─── Provided material ───

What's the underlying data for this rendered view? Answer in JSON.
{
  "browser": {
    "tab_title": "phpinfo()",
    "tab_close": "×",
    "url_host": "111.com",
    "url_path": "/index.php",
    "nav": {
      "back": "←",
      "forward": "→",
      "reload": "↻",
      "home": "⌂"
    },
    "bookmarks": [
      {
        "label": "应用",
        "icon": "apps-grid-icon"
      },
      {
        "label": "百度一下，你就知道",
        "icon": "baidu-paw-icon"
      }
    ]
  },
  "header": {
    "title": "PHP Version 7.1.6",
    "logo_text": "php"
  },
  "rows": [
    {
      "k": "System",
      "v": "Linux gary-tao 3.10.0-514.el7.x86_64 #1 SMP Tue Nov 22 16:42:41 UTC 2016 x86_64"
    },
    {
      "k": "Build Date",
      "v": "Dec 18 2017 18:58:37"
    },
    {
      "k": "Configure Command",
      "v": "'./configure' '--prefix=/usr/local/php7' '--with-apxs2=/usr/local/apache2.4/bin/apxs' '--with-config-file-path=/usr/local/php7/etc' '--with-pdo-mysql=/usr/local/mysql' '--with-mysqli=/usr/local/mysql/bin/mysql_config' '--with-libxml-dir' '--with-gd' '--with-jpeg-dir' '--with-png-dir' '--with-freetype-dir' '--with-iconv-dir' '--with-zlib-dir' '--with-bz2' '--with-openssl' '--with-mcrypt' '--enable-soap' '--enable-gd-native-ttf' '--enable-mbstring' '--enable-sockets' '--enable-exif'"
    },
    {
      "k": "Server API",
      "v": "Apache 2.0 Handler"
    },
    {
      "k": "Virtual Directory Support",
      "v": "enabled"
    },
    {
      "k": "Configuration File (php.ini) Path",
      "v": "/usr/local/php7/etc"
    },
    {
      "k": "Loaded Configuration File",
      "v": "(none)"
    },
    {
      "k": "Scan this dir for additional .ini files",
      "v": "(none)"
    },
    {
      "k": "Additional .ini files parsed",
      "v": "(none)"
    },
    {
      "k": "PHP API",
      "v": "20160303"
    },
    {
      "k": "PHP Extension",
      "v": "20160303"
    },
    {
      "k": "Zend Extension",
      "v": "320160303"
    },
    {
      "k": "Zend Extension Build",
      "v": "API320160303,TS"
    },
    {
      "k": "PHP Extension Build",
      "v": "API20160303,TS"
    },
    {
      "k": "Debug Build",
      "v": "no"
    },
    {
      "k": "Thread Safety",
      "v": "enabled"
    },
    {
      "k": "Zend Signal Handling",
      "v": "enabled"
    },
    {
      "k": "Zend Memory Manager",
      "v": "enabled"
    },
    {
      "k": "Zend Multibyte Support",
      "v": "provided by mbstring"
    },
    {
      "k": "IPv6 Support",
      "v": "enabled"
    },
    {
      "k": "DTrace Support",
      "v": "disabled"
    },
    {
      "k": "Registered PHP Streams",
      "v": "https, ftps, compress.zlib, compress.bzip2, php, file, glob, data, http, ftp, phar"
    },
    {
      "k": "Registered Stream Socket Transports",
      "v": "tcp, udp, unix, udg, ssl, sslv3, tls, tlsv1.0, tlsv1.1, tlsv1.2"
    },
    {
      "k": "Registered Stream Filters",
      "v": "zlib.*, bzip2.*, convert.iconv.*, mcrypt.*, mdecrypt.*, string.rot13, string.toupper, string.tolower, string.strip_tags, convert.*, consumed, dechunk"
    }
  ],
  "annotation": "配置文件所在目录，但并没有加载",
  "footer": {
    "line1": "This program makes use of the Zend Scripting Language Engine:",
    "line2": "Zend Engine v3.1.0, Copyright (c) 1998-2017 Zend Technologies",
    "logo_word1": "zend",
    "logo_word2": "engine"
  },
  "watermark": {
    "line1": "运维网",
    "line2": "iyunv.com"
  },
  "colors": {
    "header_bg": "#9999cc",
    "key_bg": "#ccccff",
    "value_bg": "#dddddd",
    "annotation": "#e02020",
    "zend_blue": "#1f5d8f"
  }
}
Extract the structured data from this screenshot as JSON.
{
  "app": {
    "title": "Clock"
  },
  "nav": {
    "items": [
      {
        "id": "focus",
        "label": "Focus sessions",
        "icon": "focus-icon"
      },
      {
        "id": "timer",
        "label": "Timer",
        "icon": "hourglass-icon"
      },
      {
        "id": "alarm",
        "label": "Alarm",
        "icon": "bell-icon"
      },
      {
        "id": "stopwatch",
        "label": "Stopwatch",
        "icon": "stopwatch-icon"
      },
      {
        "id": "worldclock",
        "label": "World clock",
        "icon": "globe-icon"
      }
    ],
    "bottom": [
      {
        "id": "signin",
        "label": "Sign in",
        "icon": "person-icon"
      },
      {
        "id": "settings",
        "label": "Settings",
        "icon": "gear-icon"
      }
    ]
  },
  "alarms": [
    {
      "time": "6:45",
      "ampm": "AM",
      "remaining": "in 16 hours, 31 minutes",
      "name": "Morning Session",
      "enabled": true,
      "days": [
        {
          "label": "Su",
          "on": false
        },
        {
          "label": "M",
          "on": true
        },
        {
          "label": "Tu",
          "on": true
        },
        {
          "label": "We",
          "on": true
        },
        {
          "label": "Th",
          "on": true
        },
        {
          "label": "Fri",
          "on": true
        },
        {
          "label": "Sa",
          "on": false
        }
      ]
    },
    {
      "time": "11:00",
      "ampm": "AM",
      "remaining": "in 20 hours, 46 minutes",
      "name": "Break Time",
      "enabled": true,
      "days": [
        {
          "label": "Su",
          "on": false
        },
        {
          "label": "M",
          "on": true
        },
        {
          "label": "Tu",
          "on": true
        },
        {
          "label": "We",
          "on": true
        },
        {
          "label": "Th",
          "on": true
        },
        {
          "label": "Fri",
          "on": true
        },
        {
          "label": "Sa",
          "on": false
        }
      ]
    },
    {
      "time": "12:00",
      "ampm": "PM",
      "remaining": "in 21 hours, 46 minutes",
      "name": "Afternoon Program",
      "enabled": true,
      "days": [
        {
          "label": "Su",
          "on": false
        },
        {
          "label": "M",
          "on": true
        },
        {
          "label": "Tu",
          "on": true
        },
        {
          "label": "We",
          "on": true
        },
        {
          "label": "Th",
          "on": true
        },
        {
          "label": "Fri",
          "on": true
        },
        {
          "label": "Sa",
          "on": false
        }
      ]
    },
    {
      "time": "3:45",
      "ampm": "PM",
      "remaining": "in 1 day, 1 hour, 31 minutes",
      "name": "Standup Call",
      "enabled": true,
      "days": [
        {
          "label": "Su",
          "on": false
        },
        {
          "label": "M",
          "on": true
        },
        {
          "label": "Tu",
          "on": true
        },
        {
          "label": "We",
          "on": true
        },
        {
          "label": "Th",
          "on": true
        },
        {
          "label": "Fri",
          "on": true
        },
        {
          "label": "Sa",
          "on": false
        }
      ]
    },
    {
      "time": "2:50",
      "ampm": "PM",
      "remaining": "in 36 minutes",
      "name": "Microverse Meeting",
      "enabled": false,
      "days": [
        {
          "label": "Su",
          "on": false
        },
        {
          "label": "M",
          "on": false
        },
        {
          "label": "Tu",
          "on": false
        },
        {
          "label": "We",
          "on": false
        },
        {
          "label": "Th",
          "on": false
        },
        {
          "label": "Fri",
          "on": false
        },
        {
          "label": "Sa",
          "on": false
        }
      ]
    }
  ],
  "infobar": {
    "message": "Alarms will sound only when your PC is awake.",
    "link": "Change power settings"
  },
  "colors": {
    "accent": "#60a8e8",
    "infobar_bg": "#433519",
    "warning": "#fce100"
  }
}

───

Required work: Print the material once more, exactly.

Output of the exercise:
What's the underlying data for this rendered view? Answer in JSON.
{
  "browser": {
    "tab_title": "phpinfo()",
    "tab_close": "×",
    "url_host": "111.com",
    "url_path": "/index.php",
    "nav": {
      "back": "←",
      "forward": "→",
      "reload": "↻",
      "home": "⌂"
    },
    "bookmarks": [
      {
        "label": "应用",
        "icon": "apps-grid-icon"
      },
      {
        "label": "百度一下，你就知道",
        "icon": "baidu-paw-icon"
      }
    ]
  },
  "header": {
    "title": "PHP Version 7.1.6",
    "logo_text": "php"
  },
  "rows": [
    {
      "k": "System",
      "v": "Linux gary-tao 3.10.0-514.el7.x86_64 #1 SMP Tue Nov 22 16:42:41 UTC 2016 x86_64"
    },
    {
      "k": "Build Date",
      "v": "Dec 18 2017 18:58:37"
    },
    {
      "k": "Configure Command",
      "v": "'./configure' '--prefix=/usr/local/php7' '--with-apxs2=/usr/local/apache2.4/bin/apxs' '--with-config-file-path=/usr/local/php7/etc' '--with-pdo-mysql=/usr/local/mysql' '--with-mysqli=/usr/local/mysql/bin/mysql_config' '--with-libxml-dir' '--with-gd' '--with-jpeg-dir' '--with-png-dir' '--with-freetype-dir' '--with-iconv-dir' '--with-zlib-dir' '--with-bz2' '--with-openssl' '--with-mcrypt' '--enable-soap' '--enable-gd-native-ttf' '--enable-mbstring' '--enable-sockets' '--enable-exif'"
    },
    {
      "k": "Server API",
      "v": "Apache 2.0 Handler"
    },
    {
      "k": "Virtual Directory Support",
      "v": "enabled"
    },
    {
      "k": "Configuration File (php.ini) Path",
      "v": "/usr/local/php7/etc"
    },
    {
      "k": "Loaded Configuration File",
      "v": "(none)"
    },
    {
      "k": "Scan this dir for additional .ini files",
      "v": "(none)"
    },
    {
      "k": "Additional .ini files parsed",
      "v": "(none)"
    },
    {
      "k": "PHP API",
      "v": "20160303"
    },
    {
      "k": "PHP Extension",
      "v": "20160303"
    },
    {
      "k": "Zend Extension",
      "v": "320160303"
    },
    {
      "k": "Zend Extension Build",
      "v": "API320160303,TS"
    },
    {
      "k": "PHP Extension Build",
      "v": "API20160303,TS"
    },
    {
      "k": "Debug Build",
      "v": "no"
    },
    {
      "k": "Thread Safety",
      "v": "enabled"
    },
    {
      "k": "Zend Signal Handling",
      "v": "enabled"
    },
    {
      "k": "Zend Memory Manager",
      "v": "enabled"
    },
    {
      "k": "Zend Multibyte Support",
      "v": "provided by mbstring"
    },
    {
      "k": "IPv6 Support",
      "v": "enabled"
    },
    {
      "k": "DTrace Support",
      "v": "disabled"
    },
    {
      "k": "Registered PHP Streams",
      "v": "https, ftps, compress.zlib, compress.bzip2, php, file, glob, data, http, ftp, phar"
    },
    {
      "k": "Registered Stream Socket Transports",
      "v": "tcp, udp, unix, udg, ssl, sslv3, tls, tlsv1.0, tlsv1.1, tlsv1.2"
    },
    {
      "k": "Registered Stream Filters",
      "v": "zlib.*, bzip2.*, convert.iconv.*, mcrypt.*, mdecrypt.*, string.rot13, string.toupper, string.tolower, string.strip_tags, convert.*, consumed, dechunk"
    }
  ],
  "annotation": "配置文件所在目录，但并没有加载",
  "footer": {
    "line1": "This program makes use of the Zend Scripting Language Engine:",
    "line2": "Zend Engine v3.1.0, Copyright (c) 1998-2017 Zend Technologies",
    "logo_word1": "zend",
    "logo_word2": "engine"
  },
  "watermark": {
    "line1": "运维网",
    "line2": "iyunv.com"
  },
  "colors": {
    "header_bg": "#9999cc",
    "key_bg": "#ccccff",
    "value_bg": "#dddddd",
    "annotation": "#e02020",
    "zend_blue": "#1f5d8f"
  }
}
Extract the structured data from this screenshot as JSON.
{
  "app": {
    "title": "Clock"
  },
  "nav": {
    "items": [
      {
        "id": "focus",
        "label": "Focus sessions",
        "icon": "focus-icon"
      },
      {
        "id": "timer",
        "label": "Timer",
        "icon": "hourglass-icon"
      },
      {
        "id": "alarm",
        "label": "Alarm",
        "icon": "bell-icon"
      },
      {
        "id": "stopwatch",
        "label": "Stopwatch",
        "icon": "stopwatch-icon"
      },
      {
        "id": "worldclock",
        "label": "World clock",
        "icon": "globe-icon"
      }
    ],
    "bottom": [
      {
        "id": "signin",
        "label": "Sign in",
        "icon": "person-icon"
      },
      {
        "id": "settings",
        "label": "Settings",
        "icon": "gear-icon"
      }
    ]
  },
  "alarms": [
    {
      "time": "6:45",
      "ampm": "AM",
      "remaining": "in 16 hours, 31 minutes",
      "name": "Morning Session",
      "enabled": true,
      "days": [
        {
          "label": "Su",
          "on": false
        },
        {
          "label": "M",
          "on": true
        },
        {
          "label": "Tu",
          "on": true
        },
        {
          "label": "We",
          "on": true
        },
        {
          "label": "Th",
          "on": true
        },
        {
          "label": "Fri",
          "on": true
        },
        {
          "label": "Sa",
          "on": false
        }
      ]
    },
    {
      "time": "11:00",
      "ampm": "AM",
      "remaining": "in 20 hours, 46 minutes",
      "name": "Break Time",
      "enabled": true,
      "days": [
        {
          "label": "Su",
          "on": false
        },
        {
          "label": "M",
          "on": true
        },
        {
          "label": "Tu",
          "on": true
        },
        {
          "label": "We",
          "on": true
        },
        {
          "label": "Th",
          "on": true
        },
        {
          "label": "Fri",
          "on": true
        },
        {
          "label": "Sa",
          "on": false
        }
      ]
    },
    {
      "time": "12:00",
      "ampm": "PM",
      "remaining": "in 21 hours, 46 minutes",
      "name": "Afternoon Program",
      "enabled": true,
      "days": [
        {
          "label": "Su",
          "on": false
        },
        {
          "label": "M",
          "on": true
        },
        {
          "label": "Tu",
          "on": true
        },
        {
          "label": "We",
          "on": true
        },
        {
          "label": "Th",
          "on": true
        },
        {
          "label": "Fri",
          "on": true
        },
        {
          "label": "Sa",
          "on": false
        }
      ]
    },
    {
      "time": "3:45",
      "ampm": "PM",
      "remaining": "in 1 day, 1 hour, 31 minutes",
      "name": "Standup Call",
      "enabled": true,
      "days": [
        {
          "label": "Su",
          "on": false
        },
        {
          "label": "M",
          "on": true
        },
        {
          "label": "Tu",
          "on": true
        },
        {
          "label": "We",
          "on": true
        },
        {
          "label": "Th",
          "on": true
        },
        {
          "label": "Fri",
          "on": true
        },
        {
          "label": "Sa",
          "on": false
        }
      ]
    },
    {
      "time": "2:50",
      "ampm": "PM",
      "remaining": "in 36 minutes",
      "name": "Microverse Meeting",
      "enabled": false,
      "days": [
        {
          "label": "Su",
          "on": false
        },
        {
          "label": "M",
          "on": false
        },
        {
          "label": "Tu",
          "on": false
        },
        {
          "label": "We",
          "on": false
        },
        {
          "label": "Th",
          "on": false
        },
        {
          "label": "Fri",
          "on": false
        },
        {
          "label": "Sa",
          "on": false
        }
      ]
    }
  ],
  "infobar": {
    "message": "Alarms will sound only when your PC is awake.",
    "link": "Change power settings"
  },
  "colors": {
    "accent": "#60a8e8",
    "infobar_bg": "#433519",
    "warning": "#fce100"
  }
}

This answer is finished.